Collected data
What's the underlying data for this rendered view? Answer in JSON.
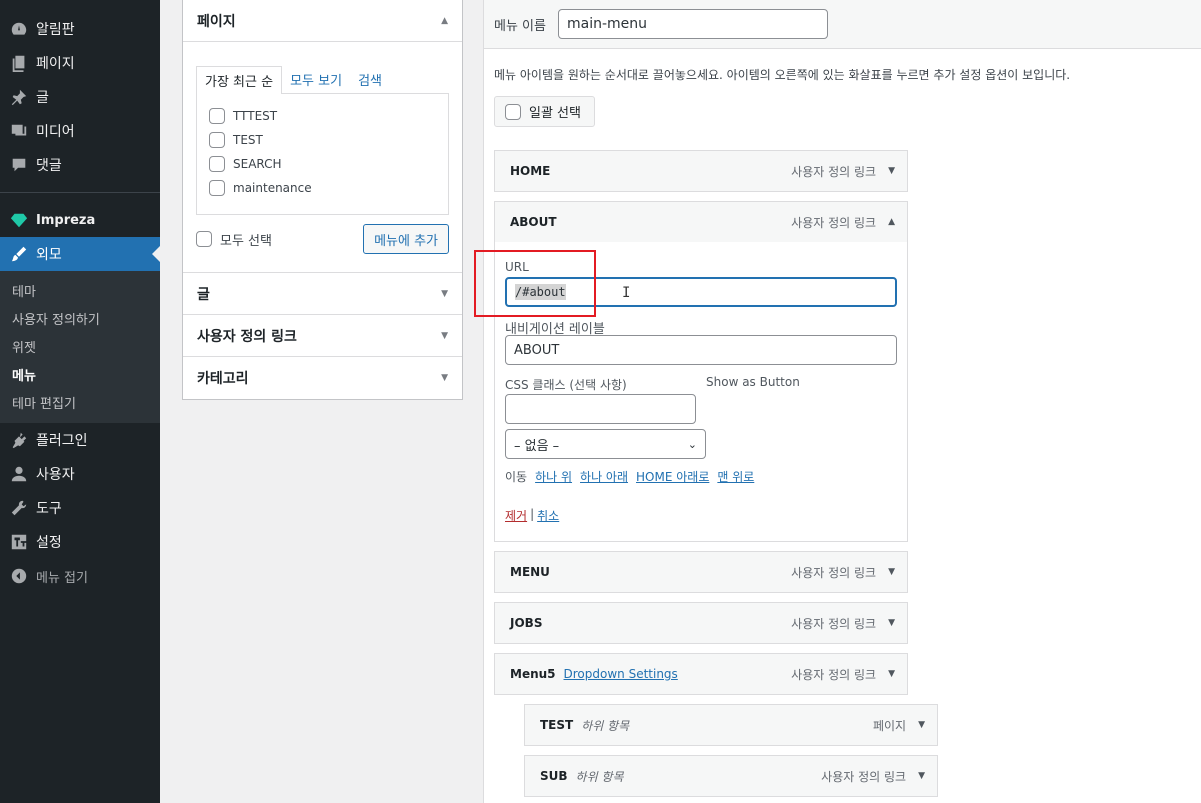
{
  "sidebar": {
    "items": [
      {
        "label": "알림판",
        "icon": "dashboard-icon"
      },
      {
        "label": "페이지",
        "icon": "pages-icon"
      },
      {
        "label": "글",
        "icon": "pin-icon"
      },
      {
        "label": "미디어",
        "icon": "media-icon"
      },
      {
        "label": "댓글",
        "icon": "comment-icon"
      }
    ],
    "impreza": "Impreza",
    "appearance": "외모",
    "submenu": [
      "테마",
      "사용자 정의하기",
      "위젯",
      "메뉴",
      "테마 편집기"
    ],
    "bottom_items": [
      {
        "label": "플러그인",
        "icon": "plugin-icon"
      },
      {
        "label": "사용자",
        "icon": "user-icon"
      },
      {
        "label": "도구",
        "icon": "wrench-icon"
      },
      {
        "label": "설정",
        "icon": "settings-icon"
      }
    ],
    "collapse": "메뉴 접기"
  },
  "left_panel": {
    "pages_title": "페이지",
    "tabs": [
      "가장 최근 순",
      "모두 보기",
      "검색"
    ],
    "pages": [
      "TTTEST",
      "TEST",
      "SEARCH",
      "maintenance"
    ],
    "select_all": "모두 선택",
    "add_button": "메뉴에 추가",
    "sections": [
      "글",
      "사용자 정의 링크",
      "카테고리"
    ]
  },
  "menu": {
    "name_label": "메뉴 이름",
    "name_value": "main-menu",
    "instructions": "메뉴 아이템을 원하는 순서대로 끌어놓으세요. 아이템의 오른쪽에 있는 화살표를 누르면 추가 설정 옵션이 보입니다.",
    "bulk_select": "일괄 선택",
    "items": {
      "home": {
        "title": "HOME",
        "type": "사용자 정의 링크"
      },
      "about": {
        "title": "ABOUT",
        "type": "사용자 정의 링크"
      },
      "menu": {
        "title": "MENU",
        "type": "사용자 정의 링크"
      },
      "jobs": {
        "title": "JOBS",
        "type": "사용자 정의 링크"
      },
      "menu5": {
        "title": "Menu5",
        "link": "Dropdown Settings",
        "type": "사용자 정의 링크"
      },
      "test": {
        "title": "TEST",
        "sub": "하위 항목",
        "type": "페이지"
      },
      "sub": {
        "title": "SUB",
        "sub": "하위 항목",
        "type": "사용자 정의 링크"
      }
    },
    "about_settings": {
      "url_label": "URL",
      "url_value": "/#about",
      "nav_label_label": "내비게이션 레이블",
      "nav_label_value": "ABOUT",
      "css_label": "CSS 클래스 (선택 사항)",
      "show_as_button": "Show as Button",
      "select_value": "– 없음 –",
      "move_label": "이동",
      "move_links": [
        "하나 위",
        "하나 아래",
        "HOME 아래로",
        "맨 위로"
      ],
      "remove": "제거",
      "separator": "|",
      "cancel": "취소"
    }
  },
  "colors": {
    "admin_bar": "#1d2327",
    "accent": "#2271b1",
    "highlight": "#e31b23"
  }
}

◆ **The problem**
Extract all lines containing the word "icon".

◆ **Written answer**
        "icon": "dashboard-icon"
        "icon": "pages-icon"
        "icon": "pin-icon"
        "icon": "media-icon"
        "icon": "comment-icon"
        "icon": "plugin-icon"
        "icon": "user-icon"
        "icon": "wrench-icon"
        "icon": "settings-icon"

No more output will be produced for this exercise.